### Source data
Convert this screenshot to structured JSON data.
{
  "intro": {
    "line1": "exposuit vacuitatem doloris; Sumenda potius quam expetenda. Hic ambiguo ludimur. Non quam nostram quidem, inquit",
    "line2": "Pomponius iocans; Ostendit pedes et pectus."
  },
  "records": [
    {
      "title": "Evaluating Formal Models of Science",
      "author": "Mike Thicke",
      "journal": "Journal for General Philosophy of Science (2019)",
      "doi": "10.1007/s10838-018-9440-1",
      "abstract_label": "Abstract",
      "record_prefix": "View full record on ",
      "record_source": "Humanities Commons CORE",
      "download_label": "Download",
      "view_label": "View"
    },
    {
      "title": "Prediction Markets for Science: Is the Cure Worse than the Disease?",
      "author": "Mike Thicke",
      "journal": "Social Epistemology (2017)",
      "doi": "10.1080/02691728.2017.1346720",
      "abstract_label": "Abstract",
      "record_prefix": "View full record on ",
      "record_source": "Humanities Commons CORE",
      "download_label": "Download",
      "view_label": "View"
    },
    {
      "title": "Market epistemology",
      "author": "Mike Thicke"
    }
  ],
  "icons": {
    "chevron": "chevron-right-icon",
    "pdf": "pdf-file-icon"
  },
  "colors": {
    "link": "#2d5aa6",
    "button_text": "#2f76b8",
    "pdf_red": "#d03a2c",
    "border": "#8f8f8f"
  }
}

### Goal of the exercise
Copy out all of the lines above exactly.

### Written answer
Convert this screenshot to structured JSON data.
{
  "intro": {
    "line1": "exposuit vacuitatem doloris; Sumenda potius quam expetenda. Hic ambiguo ludimur. Non quam nostram quidem, inquit",
    "line2": "Pomponius iocans; Ostendit pedes et pectus."
  },
  "records": [
    {
      "title": "Evaluating Formal Models of Science",
      "author": "Mike Thicke",
      "journal": "Journal for General Philosophy of Science (2019)",
      "doi": "10.1007/s10838-018-9440-1",
      "abstract_label": "Abstract",
      "record_prefix": "View full record on ",
      "record_source": "Humanities Commons CORE",
      "download_label": "Download",
      "view_label": "View"
    },
    {
      "title": "Prediction Markets for Science: Is the Cure Worse than the Disease?",
      "author": "Mike Thicke",
      "journal": "Social Epistemology (2017)",
      "doi": "10.1080/02691728.2017.1346720",
      "abstract_label": "Abstract",
      "record_prefix": "View full record on ",
      "record_source": "Humanities Commons CORE",
      "download_label": "Download",
      "view_label": "View"
    },
    {
      "title": "Market epistemology",
      "author": "Mike Thicke"
    }
  ],
  "icons": {
    "chevron": "chevron-right-icon",
    "pdf": "pdf-file-icon"
  },
  "colors": {
    "link": "#2d5aa6",
    "button_text": "#2f76b8",
    "pdf_red": "#d03a2c",
    "border": "#8f8f8f"
  }
}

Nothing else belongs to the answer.